* start Information supplied *

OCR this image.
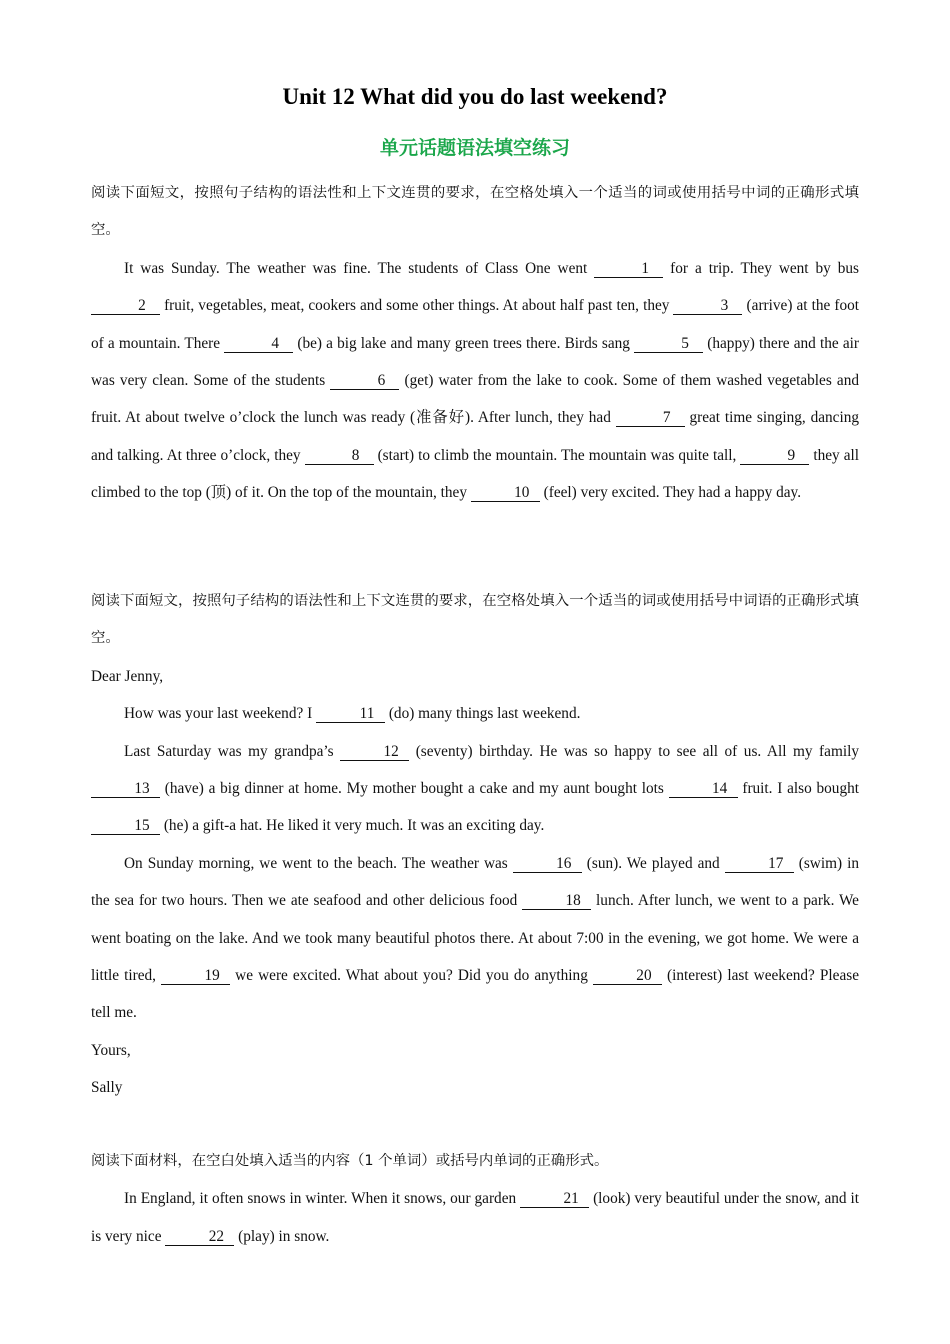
Unit 12 What did you do last weekend?
单元话题语法填空练习

阅读下面短文，按照句子结构的语法性和上下文连贯的要求，在空格处填入一个适当的词或使用括号中词的正确形式填空。

It was Sunday. The weather was fine. The students of Class One went	1 for a trip. They went by bus 2 fruit, vegetables, meat, cookers and some other things. At about half past ten, they	3 (arrive) at the foot of a mountain. There	4 (be) a big lake and many green trees there. Birds sang	5 (happy) there and the air was very clean. Some of the students	6 (get) water from the lake to cook. Some of them washed vegetables and fruit. At about twelve o’clock the lunch was ready (准备好). After lunch, they had	7 great time singing, dancing and talking. At three o’clock, they	8 (start) to climb the mountain. The mountain was quite tall,	9 they all climbed to the top (顶) of it. On the top of the mountain, they	10 (feel) very excited. They had a happy day.

阅读下面短文，按照句子结构的语法性和上下文连贯的要求，在空格处填入一个适当的词或使用括号中词语的正确形式填空。

Dear Jenny,

How was your last weekend? I	11 (do) many things last weekend.

Last Saturday was my grandpa’s	12 (seventy) birthday. He was so happy to see all of us. All my family 13 (have) a big dinner at home. My mother bought a cake and my aunt bought lots	14 fruit. I also bought 15 (he) a gift-a hat. He liked it very much. It was an exciting day.

On Sunday morning, we went to the beach. The weather was	16 (sun). We played and	17 (swim) in the sea for two hours. Then we ate seafood and other delicious food	18 lunch. After lunch, we went to a park. We went boating on the lake. And we took many beautiful photos there. At about 7:00 in the evening, we got home. We were a little tired,	19 we were excited. What about you? Did you do anything	20 (interest) last weekend? Please tell me.

Yours,

Sally

阅读下面材料，在空白处填入适当的内容（1 个单词）或括号内单词的正确形式。

In England, it often snows in winter. When it snows, our garden	21 (look) very beautiful under the snow, and it is very nice	22 (play) in snow.
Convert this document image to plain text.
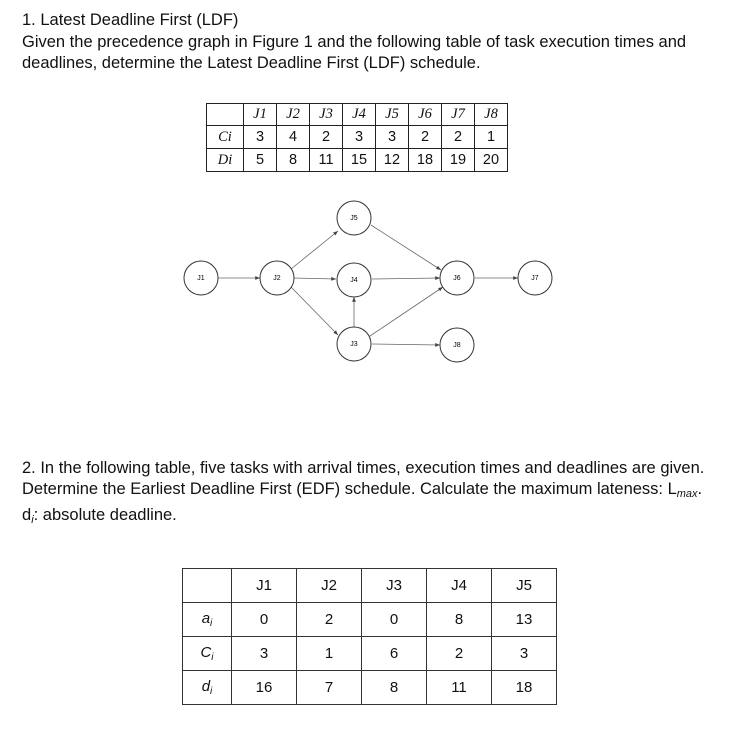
1. Latest Deadline First (LDF)

Given the precedence graph in Figure 1 and the following table of task execution times and deadlines, determine the Latest Deadline First (LDF) schedule.

	J1	J2	J3	J4	J5	J6	J7	J8
Ci	3	4	2	3	3	2	2	1
Di	5	8	11	15	12	18	19	20
J1	J2
J5
J4
J3
J6
J8
J7

2. In the following table, five tasks with arrival times, execution times and deadlines are given. Determine the Earliest Deadline First (EDF) schedule. Calculate the maximum lateness: $L_{max}$. $d_i$: absolute deadline.

	J1	J2	J3	J4	J5
$a_i$	0	2	0	8	13
$C_i$	3	1	6	2	3
$d_i$	16	7	8	11	18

* end Information supplied *

## [Exercise requirements]
Copy the listing over exactly, skipping the pictures it holds.

## [Exercise result]
OCR this image.
Unit 12 What did you do last weekend?
单元话题语法填空练习

阅读下面短文，按照句子结构的语法性和上下文连贯的要求，在空格处填入一个适当的词或使用括号中词的正确形式填空。

It was Sunday. The weather was fine. The students of Class One went	1 for a trip. They went by bus 2 fruit, vegetables, meat, cookers and some other things. At about half past ten, they	3 (arrive) at the foot of a mountain. There	4 (be) a big lake and many green trees there. Birds sang	5 (happy) there and the air was very clean. Some of the students	6 (get) water from the lake to cook. Some of them washed vegetables and fruit. At about twelve o’clock the lunch was ready (准备好). After lunch, they had	7 great time singing, dancing and talking. At three o’clock, they	8 (start) to climb the mountain. The mountain was quite tall,	9 they all climbed to the top (顶) of it. On the top of the mountain, they	10 (feel) very excited. They had a happy day.

阅读下面短文，按照句子结构的语法性和上下文连贯的要求，在空格处填入一个适当的词或使用括号中词语的正确形式填空。

Dear Jenny,

How was your last weekend? I	11 (do) many things last weekend.

Last Saturday was my grandpa’s	12 (seventy) birthday. He was so happy to see all of us. All my family 13 (have) a big dinner at home. My mother bought a cake and my aunt bought lots	14 fruit. I also bought 15 (he) a gift-a hat. He liked it very much. It was an exciting day.

On Sunday morning, we went to the beach. The weather was	16 (sun). We played and	17 (swim) in the sea for two hours. Then we ate seafood and other delicious food	18 lunch. After lunch, we went to a park. We went boating on the lake. And we took many beautiful photos there. At about 7:00 in the evening, we got home. We were a little tired,	19 we were excited. What about you? Did you do anything	20 (interest) last weekend? Please tell me.

Yours,

Sally

阅读下面材料，在空白处填入适当的内容（1 个单词）或括号内单词的正确形式。

In England, it often snows in winter. When it snows, our garden	21 (look) very beautiful under the snow, and it is very nice	22 (play) in snow.
Convert this document image to plain text.
1. Latest Deadline First (LDF)

Given the precedence graph in Figure 1 and the following table of task execution times and deadlines, determine the Latest Deadline First (LDF) schedule.

	J1	J2	J3	J4	J5	J6	J7	J8
Ci	3	4	2	3	3	2	2	1
Di	5	8	11	15	12	18	19	20
J1	J2
J5
J4
J3
J6
J8
J7

2. In the following table, five tasks with arrival times, execution times and deadlines are given. Determine the Earliest Deadline First (EDF) schedule. Calculate the maximum lateness: $L_{max}$. $d_i$: absolute deadline.

	J1	J2	J3	J4	J5
$a_i$	0	2	0	8	13
$C_i$	3	1	6	2	3
$d_i$	16	7	8	11	18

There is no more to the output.